DATA ROWS start

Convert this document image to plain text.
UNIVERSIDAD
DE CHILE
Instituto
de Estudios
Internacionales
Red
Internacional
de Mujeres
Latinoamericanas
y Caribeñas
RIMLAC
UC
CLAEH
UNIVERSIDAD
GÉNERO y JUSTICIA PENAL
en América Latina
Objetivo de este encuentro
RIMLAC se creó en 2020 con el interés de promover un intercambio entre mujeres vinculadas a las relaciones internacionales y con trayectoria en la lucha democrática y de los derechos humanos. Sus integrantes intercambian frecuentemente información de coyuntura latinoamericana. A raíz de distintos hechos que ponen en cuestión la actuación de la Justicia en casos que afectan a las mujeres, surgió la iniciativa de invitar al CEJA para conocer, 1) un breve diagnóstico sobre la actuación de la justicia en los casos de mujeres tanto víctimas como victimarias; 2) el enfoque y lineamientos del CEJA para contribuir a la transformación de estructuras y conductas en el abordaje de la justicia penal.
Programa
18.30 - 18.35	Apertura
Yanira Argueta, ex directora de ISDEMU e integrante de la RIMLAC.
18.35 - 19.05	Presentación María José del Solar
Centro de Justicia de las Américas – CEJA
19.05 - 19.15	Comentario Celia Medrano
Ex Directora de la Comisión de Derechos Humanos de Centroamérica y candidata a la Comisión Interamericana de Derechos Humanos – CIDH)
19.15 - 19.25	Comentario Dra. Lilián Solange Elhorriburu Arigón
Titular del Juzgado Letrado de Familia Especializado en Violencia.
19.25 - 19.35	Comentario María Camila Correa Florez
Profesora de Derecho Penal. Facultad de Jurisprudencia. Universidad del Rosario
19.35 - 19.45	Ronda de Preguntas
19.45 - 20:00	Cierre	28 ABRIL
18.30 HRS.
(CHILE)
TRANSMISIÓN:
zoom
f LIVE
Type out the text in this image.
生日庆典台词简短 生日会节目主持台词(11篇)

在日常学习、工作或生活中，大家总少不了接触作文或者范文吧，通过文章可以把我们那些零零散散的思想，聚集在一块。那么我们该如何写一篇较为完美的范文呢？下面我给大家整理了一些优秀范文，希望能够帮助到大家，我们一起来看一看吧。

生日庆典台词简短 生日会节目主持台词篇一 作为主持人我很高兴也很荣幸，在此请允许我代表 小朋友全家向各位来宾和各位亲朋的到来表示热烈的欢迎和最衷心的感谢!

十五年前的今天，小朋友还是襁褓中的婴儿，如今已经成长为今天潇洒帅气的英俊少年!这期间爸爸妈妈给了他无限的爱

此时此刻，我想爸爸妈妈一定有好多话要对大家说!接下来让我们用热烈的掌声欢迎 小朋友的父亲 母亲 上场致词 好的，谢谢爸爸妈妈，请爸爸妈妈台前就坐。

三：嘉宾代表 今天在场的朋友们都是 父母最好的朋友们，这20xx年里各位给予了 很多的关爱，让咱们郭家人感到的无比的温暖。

DATA ROWS end

▶ WHAT IS ASKED
Only a number is wanted: how many lines of the material above hold "text"?

▶ WRITTEN RESPONSE
2